(Stored items)
──────

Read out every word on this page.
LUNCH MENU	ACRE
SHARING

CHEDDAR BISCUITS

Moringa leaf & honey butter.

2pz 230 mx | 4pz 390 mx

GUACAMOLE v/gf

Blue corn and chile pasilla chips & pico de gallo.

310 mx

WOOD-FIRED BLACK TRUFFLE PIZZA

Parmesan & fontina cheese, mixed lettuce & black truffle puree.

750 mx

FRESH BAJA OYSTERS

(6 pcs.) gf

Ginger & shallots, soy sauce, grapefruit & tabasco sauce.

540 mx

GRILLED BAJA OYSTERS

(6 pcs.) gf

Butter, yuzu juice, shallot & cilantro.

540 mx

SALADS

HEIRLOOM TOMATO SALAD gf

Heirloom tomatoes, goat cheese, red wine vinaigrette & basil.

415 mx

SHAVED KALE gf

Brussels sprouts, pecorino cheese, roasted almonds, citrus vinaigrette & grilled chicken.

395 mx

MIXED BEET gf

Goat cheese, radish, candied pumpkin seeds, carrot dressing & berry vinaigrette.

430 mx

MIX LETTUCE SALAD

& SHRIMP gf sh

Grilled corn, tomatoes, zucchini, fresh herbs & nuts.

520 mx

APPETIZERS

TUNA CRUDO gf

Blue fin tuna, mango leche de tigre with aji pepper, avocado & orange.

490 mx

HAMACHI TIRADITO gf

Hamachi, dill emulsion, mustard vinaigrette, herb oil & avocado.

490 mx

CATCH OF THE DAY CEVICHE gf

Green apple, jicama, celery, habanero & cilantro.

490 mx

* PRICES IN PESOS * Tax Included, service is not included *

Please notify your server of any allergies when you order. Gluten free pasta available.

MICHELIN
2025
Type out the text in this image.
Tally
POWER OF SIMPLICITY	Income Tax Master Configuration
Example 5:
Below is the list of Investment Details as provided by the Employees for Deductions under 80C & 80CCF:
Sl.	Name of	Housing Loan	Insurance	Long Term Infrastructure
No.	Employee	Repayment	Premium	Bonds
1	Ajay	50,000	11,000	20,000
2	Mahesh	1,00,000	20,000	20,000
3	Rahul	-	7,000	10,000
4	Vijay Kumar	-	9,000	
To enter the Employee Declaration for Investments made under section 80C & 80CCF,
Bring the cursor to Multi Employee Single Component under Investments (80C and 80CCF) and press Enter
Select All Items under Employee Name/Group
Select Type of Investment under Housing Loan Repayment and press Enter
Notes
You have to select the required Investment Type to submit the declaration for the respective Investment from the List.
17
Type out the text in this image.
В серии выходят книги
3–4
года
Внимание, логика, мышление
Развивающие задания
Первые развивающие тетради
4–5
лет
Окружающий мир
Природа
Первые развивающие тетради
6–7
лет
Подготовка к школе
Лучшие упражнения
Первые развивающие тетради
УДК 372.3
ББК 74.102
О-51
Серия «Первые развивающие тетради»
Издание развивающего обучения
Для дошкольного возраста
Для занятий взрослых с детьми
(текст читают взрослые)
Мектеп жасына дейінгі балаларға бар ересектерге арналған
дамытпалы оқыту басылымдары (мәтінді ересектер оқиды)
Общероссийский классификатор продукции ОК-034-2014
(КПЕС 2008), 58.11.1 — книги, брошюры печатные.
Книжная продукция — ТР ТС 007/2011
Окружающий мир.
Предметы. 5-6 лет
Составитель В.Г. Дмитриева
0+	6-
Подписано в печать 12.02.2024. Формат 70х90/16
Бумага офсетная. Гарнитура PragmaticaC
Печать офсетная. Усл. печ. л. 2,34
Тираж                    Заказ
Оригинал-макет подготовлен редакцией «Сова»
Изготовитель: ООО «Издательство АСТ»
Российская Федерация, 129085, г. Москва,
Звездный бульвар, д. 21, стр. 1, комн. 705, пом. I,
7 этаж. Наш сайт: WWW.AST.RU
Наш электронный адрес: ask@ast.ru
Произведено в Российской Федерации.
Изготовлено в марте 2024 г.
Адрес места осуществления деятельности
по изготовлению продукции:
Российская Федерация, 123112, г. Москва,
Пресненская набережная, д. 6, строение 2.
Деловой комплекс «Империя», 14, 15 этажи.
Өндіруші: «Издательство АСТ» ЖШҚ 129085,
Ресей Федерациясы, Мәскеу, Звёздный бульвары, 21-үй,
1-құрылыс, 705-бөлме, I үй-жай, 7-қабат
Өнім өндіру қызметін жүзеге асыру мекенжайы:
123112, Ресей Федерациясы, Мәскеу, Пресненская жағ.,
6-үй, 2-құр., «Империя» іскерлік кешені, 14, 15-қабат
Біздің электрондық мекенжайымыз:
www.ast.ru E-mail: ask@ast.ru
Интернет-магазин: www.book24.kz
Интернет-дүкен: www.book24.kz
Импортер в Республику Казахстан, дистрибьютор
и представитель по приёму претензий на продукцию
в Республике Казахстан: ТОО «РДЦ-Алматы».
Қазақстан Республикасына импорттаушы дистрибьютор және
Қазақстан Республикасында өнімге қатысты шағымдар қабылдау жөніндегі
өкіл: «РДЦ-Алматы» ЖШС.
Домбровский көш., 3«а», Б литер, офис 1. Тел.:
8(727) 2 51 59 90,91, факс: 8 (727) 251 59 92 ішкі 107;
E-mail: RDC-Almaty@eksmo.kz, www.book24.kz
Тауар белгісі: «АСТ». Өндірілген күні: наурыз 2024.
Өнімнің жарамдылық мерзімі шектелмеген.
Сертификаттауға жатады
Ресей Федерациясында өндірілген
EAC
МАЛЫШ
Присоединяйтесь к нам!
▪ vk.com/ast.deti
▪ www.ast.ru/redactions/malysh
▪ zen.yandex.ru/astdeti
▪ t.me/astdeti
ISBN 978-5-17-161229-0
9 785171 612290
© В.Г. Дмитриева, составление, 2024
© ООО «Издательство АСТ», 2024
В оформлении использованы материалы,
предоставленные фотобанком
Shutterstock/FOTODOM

──────

▸ **What to work on**
Collect every line with the string "Blue" from the records, and copy each.

▸ **Task output**
Blue corn and chile pasilla chips & pico de gallo.
Blue fin tuna, mango leche de tigre with aji pepper, avocado & orange.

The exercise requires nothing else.